(Excerpts from a figure dataset)
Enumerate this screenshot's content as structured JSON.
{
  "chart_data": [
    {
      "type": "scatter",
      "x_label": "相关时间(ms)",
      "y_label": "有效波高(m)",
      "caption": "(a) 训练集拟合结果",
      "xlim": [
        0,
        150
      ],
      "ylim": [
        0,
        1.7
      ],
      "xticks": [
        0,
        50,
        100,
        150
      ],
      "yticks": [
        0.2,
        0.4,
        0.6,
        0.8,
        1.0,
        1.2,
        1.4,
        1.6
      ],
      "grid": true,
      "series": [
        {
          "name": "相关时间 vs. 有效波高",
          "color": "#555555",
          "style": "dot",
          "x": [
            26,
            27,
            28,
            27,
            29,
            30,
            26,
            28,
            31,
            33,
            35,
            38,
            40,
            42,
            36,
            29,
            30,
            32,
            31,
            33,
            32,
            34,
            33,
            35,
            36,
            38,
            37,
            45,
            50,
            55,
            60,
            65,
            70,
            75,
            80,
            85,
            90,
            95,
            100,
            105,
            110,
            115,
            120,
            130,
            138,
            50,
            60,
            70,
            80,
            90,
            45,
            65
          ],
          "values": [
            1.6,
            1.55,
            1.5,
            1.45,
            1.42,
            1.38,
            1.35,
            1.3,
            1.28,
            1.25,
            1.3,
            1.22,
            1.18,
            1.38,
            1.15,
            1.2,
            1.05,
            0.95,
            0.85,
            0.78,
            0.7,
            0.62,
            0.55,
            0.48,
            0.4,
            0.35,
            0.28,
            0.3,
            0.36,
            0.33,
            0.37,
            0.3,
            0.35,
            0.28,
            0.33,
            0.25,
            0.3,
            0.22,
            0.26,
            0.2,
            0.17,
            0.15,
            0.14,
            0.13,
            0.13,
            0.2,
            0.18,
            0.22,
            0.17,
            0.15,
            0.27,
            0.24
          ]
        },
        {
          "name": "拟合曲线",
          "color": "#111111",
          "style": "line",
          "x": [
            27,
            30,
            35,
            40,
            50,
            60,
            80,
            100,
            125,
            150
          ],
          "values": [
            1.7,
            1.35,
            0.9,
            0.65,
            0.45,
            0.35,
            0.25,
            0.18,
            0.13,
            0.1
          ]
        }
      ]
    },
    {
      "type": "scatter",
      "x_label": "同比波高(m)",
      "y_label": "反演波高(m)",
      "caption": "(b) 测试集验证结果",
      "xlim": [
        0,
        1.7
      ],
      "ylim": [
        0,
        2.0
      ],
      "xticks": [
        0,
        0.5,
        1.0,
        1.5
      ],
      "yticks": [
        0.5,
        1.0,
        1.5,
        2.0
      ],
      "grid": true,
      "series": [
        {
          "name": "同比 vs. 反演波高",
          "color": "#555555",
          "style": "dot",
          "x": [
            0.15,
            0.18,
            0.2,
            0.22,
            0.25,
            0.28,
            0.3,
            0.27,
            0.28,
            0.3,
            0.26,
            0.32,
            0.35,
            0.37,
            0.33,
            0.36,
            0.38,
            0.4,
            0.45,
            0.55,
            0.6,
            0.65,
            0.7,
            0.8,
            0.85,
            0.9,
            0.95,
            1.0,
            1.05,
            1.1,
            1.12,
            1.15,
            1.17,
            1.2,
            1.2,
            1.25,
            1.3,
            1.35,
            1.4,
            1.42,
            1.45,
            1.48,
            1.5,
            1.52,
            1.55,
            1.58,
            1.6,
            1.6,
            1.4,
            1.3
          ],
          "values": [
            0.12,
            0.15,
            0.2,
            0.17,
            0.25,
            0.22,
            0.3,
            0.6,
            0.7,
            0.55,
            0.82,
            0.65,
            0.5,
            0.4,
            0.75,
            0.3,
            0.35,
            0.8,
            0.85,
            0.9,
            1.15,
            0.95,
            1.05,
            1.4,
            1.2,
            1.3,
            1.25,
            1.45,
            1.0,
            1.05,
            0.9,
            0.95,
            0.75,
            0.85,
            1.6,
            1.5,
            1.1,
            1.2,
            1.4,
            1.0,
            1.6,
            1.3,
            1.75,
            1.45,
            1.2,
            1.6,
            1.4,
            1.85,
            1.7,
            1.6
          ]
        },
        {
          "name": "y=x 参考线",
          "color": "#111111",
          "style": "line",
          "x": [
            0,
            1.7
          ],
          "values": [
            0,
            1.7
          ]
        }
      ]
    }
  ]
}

### WRITTEN PROBLEM:
Extract every line that has the string "caption" in it.

### FINAL RESULT:
      "caption": "(a) 训练集拟合结果",
      "caption": "(b) 测试集验证结果",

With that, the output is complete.